§ **Problem to solve**
Copy out the lines that have "yahoo" in them.

§ **Given entries**
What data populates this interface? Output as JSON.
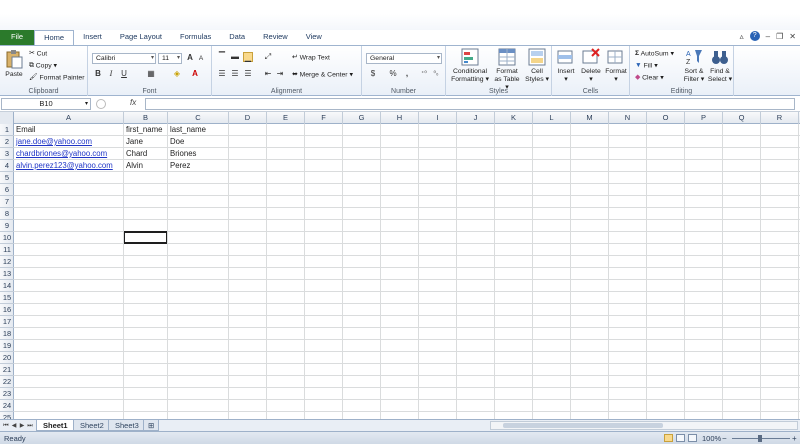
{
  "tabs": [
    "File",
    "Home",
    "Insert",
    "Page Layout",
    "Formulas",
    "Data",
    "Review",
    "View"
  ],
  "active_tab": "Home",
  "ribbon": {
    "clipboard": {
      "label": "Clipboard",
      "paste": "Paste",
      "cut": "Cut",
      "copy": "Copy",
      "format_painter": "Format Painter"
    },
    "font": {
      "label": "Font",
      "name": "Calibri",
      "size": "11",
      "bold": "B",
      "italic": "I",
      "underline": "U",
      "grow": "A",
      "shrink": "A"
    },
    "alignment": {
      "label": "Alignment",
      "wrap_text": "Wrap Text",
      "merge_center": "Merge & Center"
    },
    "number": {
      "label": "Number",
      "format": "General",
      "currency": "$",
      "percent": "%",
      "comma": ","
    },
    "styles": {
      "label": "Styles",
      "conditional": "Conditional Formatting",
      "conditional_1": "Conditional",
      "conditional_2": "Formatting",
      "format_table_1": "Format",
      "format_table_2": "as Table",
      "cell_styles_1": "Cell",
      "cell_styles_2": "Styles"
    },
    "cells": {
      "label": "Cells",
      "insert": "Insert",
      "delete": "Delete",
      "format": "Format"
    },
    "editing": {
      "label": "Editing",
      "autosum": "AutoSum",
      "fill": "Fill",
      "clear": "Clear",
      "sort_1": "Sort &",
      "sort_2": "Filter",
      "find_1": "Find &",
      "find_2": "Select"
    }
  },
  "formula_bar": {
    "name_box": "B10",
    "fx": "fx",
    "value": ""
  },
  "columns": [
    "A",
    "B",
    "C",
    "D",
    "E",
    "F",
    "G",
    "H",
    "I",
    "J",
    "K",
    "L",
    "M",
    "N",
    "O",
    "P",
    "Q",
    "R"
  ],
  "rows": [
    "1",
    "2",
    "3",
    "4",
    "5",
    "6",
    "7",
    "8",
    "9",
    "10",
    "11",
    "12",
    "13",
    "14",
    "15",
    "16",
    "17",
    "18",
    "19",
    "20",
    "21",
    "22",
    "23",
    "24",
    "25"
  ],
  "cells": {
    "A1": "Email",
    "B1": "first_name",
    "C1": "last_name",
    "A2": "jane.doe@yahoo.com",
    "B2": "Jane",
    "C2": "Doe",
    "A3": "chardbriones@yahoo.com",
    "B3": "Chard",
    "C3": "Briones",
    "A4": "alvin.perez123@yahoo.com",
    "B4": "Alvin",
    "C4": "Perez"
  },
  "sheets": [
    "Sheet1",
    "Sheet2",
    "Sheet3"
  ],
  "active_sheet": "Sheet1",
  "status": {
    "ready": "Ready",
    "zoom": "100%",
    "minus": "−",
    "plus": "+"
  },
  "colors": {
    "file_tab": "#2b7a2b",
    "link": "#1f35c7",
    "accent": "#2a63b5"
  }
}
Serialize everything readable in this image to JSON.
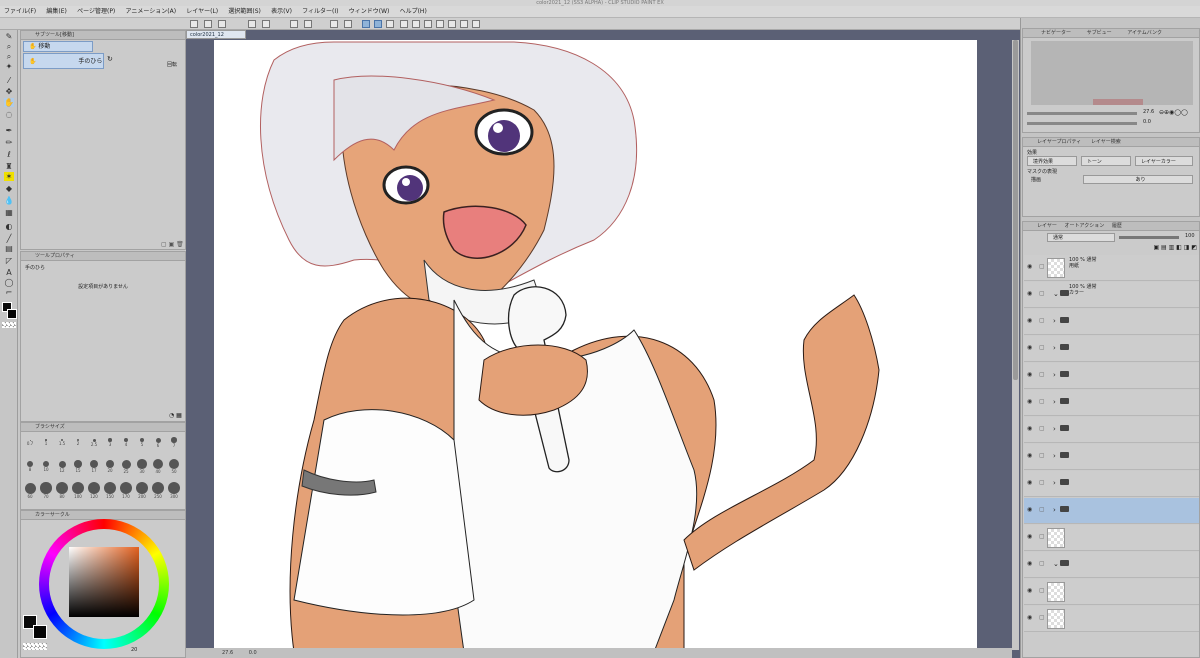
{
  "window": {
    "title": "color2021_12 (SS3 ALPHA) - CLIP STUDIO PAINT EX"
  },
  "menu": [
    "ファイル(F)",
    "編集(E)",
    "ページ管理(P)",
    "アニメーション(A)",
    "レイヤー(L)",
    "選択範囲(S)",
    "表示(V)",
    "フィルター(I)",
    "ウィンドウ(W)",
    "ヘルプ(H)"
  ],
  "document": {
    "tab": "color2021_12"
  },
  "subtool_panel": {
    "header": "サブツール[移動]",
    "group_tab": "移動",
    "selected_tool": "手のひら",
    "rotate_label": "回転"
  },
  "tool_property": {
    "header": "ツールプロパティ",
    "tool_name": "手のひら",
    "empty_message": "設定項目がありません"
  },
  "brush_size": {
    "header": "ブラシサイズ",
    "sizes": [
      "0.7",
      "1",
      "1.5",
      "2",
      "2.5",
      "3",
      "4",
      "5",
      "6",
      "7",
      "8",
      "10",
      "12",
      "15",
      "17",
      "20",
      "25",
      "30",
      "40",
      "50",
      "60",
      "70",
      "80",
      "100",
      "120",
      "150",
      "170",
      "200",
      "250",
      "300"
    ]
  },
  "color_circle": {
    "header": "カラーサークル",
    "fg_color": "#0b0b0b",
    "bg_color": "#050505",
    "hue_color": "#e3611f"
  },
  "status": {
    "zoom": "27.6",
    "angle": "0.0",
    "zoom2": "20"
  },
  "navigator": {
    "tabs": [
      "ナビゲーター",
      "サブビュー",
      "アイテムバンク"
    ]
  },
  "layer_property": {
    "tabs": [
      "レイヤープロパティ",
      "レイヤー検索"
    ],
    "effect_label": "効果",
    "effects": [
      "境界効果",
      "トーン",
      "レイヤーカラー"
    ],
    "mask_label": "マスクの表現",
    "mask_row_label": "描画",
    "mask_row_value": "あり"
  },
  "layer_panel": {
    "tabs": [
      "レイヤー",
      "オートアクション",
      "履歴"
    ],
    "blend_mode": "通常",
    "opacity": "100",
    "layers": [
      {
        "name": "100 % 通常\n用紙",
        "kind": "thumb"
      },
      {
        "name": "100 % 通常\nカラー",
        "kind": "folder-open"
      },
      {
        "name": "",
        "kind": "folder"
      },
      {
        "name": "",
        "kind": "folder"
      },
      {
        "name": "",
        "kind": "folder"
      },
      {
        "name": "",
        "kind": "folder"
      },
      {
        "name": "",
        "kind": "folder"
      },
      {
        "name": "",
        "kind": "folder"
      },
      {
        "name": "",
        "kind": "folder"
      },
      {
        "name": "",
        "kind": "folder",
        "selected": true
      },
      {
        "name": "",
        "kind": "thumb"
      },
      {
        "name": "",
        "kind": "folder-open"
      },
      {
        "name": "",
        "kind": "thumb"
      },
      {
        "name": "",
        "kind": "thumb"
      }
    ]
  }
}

§ **Final result**
    "A2": "jane.doe@yahoo.com",
    "A3": "chardbriones@yahoo.com",
    "A4": "alvin.perez123@yahoo.com",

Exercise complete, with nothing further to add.